=== Written problem ===
Copy out all the records, word for word.

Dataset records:
________

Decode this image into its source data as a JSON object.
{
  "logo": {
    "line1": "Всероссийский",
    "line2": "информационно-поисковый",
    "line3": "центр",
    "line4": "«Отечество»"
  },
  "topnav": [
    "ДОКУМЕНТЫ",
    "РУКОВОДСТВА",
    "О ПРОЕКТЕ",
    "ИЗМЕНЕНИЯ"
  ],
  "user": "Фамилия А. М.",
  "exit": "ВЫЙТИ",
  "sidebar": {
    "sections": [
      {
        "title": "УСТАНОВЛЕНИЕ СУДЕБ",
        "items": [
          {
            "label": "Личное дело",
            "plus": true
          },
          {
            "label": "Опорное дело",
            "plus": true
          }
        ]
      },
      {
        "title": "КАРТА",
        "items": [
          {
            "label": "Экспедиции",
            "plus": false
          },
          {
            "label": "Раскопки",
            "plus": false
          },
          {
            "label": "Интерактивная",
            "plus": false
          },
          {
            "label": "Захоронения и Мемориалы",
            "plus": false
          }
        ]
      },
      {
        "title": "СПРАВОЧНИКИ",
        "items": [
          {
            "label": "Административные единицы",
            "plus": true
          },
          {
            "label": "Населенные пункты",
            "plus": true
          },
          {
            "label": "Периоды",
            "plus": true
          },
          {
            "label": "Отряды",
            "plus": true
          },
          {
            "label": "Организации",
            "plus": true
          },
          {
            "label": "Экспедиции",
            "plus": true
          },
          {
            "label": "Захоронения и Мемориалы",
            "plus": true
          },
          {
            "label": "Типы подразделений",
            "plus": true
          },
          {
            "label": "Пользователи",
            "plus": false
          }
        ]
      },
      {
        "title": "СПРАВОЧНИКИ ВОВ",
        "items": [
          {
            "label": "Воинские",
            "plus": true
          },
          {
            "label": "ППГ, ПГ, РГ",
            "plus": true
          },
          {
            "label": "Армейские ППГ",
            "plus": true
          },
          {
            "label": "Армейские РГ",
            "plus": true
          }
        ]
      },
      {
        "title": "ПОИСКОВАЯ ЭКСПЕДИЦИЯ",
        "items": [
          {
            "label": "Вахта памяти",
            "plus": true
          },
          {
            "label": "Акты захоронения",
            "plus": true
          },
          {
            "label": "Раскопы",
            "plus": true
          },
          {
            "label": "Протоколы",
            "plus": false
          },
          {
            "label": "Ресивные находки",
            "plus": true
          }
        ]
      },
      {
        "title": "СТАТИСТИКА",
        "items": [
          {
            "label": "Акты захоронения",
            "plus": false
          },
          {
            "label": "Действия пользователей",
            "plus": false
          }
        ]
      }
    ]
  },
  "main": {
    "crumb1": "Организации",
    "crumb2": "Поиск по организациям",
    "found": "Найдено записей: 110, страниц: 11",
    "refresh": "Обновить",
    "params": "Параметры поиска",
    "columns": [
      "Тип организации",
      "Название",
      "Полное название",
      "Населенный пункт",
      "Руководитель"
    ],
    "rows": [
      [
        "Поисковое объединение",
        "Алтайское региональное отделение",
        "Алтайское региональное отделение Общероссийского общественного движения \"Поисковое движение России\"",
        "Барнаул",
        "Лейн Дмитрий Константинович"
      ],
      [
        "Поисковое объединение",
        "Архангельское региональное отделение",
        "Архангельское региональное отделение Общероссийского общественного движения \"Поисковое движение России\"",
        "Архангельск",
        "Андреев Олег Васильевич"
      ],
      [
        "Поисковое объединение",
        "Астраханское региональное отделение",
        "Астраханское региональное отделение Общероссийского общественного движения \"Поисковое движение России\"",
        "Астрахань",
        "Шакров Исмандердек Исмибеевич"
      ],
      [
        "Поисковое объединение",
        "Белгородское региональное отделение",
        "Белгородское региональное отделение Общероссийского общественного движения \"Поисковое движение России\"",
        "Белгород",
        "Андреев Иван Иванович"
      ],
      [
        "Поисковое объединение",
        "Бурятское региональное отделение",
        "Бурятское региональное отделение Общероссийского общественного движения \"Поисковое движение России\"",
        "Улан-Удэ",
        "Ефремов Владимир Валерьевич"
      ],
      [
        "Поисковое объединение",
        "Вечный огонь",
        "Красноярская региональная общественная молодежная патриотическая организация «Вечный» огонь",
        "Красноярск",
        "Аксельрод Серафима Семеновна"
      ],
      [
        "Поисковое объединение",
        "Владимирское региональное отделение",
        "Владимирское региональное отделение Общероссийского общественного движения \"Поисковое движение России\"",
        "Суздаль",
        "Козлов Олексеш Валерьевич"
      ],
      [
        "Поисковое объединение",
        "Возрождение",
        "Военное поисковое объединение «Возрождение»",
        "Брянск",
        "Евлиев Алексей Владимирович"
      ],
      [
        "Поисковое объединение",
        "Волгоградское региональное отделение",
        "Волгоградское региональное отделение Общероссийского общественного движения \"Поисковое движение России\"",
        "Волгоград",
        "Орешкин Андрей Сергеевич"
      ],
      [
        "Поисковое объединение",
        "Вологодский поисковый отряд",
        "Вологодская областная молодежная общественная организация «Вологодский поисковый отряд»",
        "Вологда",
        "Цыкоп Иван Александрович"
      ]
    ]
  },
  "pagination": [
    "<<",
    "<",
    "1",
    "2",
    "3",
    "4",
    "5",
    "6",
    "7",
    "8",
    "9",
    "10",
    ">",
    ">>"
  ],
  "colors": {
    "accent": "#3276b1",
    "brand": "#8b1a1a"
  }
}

________

=== Output for this task ===
Decode this image into its source data as a JSON object.
{
  "logo": {
    "line1": "Всероссийский",
    "line2": "информационно-поисковый",
    "line3": "центр",
    "line4": "«Отечество»"
  },
  "topnav": [
    "ДОКУМЕНТЫ",
    "РУКОВОДСТВА",
    "О ПРОЕКТЕ",
    "ИЗМЕНЕНИЯ"
  ],
  "user": "Фамилия А. М.",
  "exit": "ВЫЙТИ",
  "sidebar": {
    "sections": [
      {
        "title": "УСТАНОВЛЕНИЕ СУДЕБ",
        "items": [
          {
            "label": "Личное дело",
            "plus": true
          },
          {
            "label": "Опорное дело",
            "plus": true
          }
        ]
      },
      {
        "title": "КАРТА",
        "items": [
          {
            "label": "Экспедиции",
            "plus": false
          },
          {
            "label": "Раскопки",
            "plus": false
          },
          {
            "label": "Интерактивная",
            "plus": false
          },
          {
            "label": "Захоронения и Мемориалы",
            "plus": false
          }
        ]
      },
      {
        "title": "СПРАВОЧНИКИ",
        "items": [
          {
            "label": "Административные единицы",
            "plus": true
          },
          {
            "label": "Населенные пункты",
            "plus": true
          },
          {
            "label": "Периоды",
            "plus": true
          },
          {
            "label": "Отряды",
            "plus": true
          },
          {
            "label": "Организации",
            "plus": true
          },
          {
            "label": "Экспедиции",
            "plus": true
          },
          {
            "label": "Захоронения и Мемориалы",
            "plus": true
          },
          {
            "label": "Типы подразделений",
            "plus": true
          },
          {
            "label": "Пользователи",
            "plus": false
          }
        ]
      },
      {
        "title": "СПРАВОЧНИКИ ВОВ",
        "items": [
          {
            "label": "Воинские",
            "plus": true
          },
          {
            "label": "ППГ, ПГ, РГ",
            "plus": true
          },
          {
            "label": "Армейские ППГ",
            "plus": true
          },
          {
            "label": "Армейские РГ",
            "plus": true
          }
        ]
      },
      {
        "title": "ПОИСКОВАЯ ЭКСПЕДИЦИЯ",
        "items": [
          {
            "label": "Вахта памяти",
            "plus": true
          },
          {
            "label": "Акты захоронения",
            "plus": true
          },
          {
            "label": "Раскопы",
            "plus": true
          },
          {
            "label": "Протоколы",
            "plus": false
          },
          {
            "label": "Ресивные находки",
            "plus": true
          }
        ]
      },
      {
        "title": "СТАТИСТИКА",
        "items": [
          {
            "label": "Акты захоронения",
            "plus": false
          },
          {
            "label": "Действия пользователей",
            "plus": false
          }
        ]
      }
    ]
  },
  "main": {
    "crumb1": "Организации",
    "crumb2": "Поиск по организациям",
    "found": "Найдено записей: 110, страниц: 11",
    "refresh": "Обновить",
    "params": "Параметры поиска",
    "columns": [
      "Тип организации",
      "Название",
      "Полное название",
      "Населенный пункт",
      "Руководитель"
    ],
    "rows": [
      [
        "Поисковое объединение",
        "Алтайское региональное отделение",
        "Алтайское региональное отделение Общероссийского общественного движения \"Поисковое движение России\"",
        "Барнаул",
        "Лейн Дмитрий Константинович"
      ],
      [
        "Поисковое объединение",
        "Архангельское региональное отделение",
        "Архангельское региональное отделение Общероссийского общественного движения \"Поисковое движение России\"",
        "Архангельск",
        "Андреев Олег Васильевич"
      ],
      [
        "Поисковое объединение",
        "Астраханское региональное отделение",
        "Астраханское региональное отделение Общероссийского общественного движения \"Поисковое движение России\"",
        "Астрахань",
        "Шакров Исмандердек Исмибеевич"
      ],
      [
        "Поисковое объединение",
        "Белгородское региональное отделение",
        "Белгородское региональное отделение Общероссийского общественного движения \"Поисковое движение России\"",
        "Белгород",
        "Андреев Иван Иванович"
      ],
      [
        "Поисковое объединение",
        "Бурятское региональное отделение",
        "Бурятское региональное отделение Общероссийского общественного движения \"Поисковое движение России\"",
        "Улан-Удэ",
        "Ефремов Владимир Валерьевич"
      ],
      [
        "Поисковое объединение",
        "Вечный огонь",
        "Красноярская региональная общественная молодежная патриотическая организация «Вечный» огонь",
        "Красноярск",
        "Аксельрод Серафима Семеновна"
      ],
      [
        "Поисковое объединение",
        "Владимирское региональное отделение",
        "Владимирское региональное отделение Общероссийского общественного движения \"Поисковое движение России\"",
        "Суздаль",
        "Козлов Олексеш Валерьевич"
      ],
      [
        "Поисковое объединение",
        "Возрождение",
        "Военное поисковое объединение «Возрождение»",
        "Брянск",
        "Евлиев Алексей Владимирович"
      ],
      [
        "Поисковое объединение",
        "Волгоградское региональное отделение",
        "Волгоградское региональное отделение Общероссийского общественного движения \"Поисковое движение России\"",
        "Волгоград",
        "Орешкин Андрей Сергеевич"
      ],
      [
        "Поисковое объединение",
        "Вологодский поисковый отряд",
        "Вологодская областная молодежная общественная организация «Вологодский поисковый отряд»",
        "Вологда",
        "Цыкоп Иван Александрович"
      ]
    ]
  },
  "pagination": [
    "<<",
    "<",
    "1",
    "2",
    "3",
    "4",
    "5",
    "6",
    "7",
    "8",
    "9",
    "10",
    ">",
    ">>"
  ],
  "colors": {
    "accent": "#3276b1",
    "brand": "#8b1a1a"
  }
}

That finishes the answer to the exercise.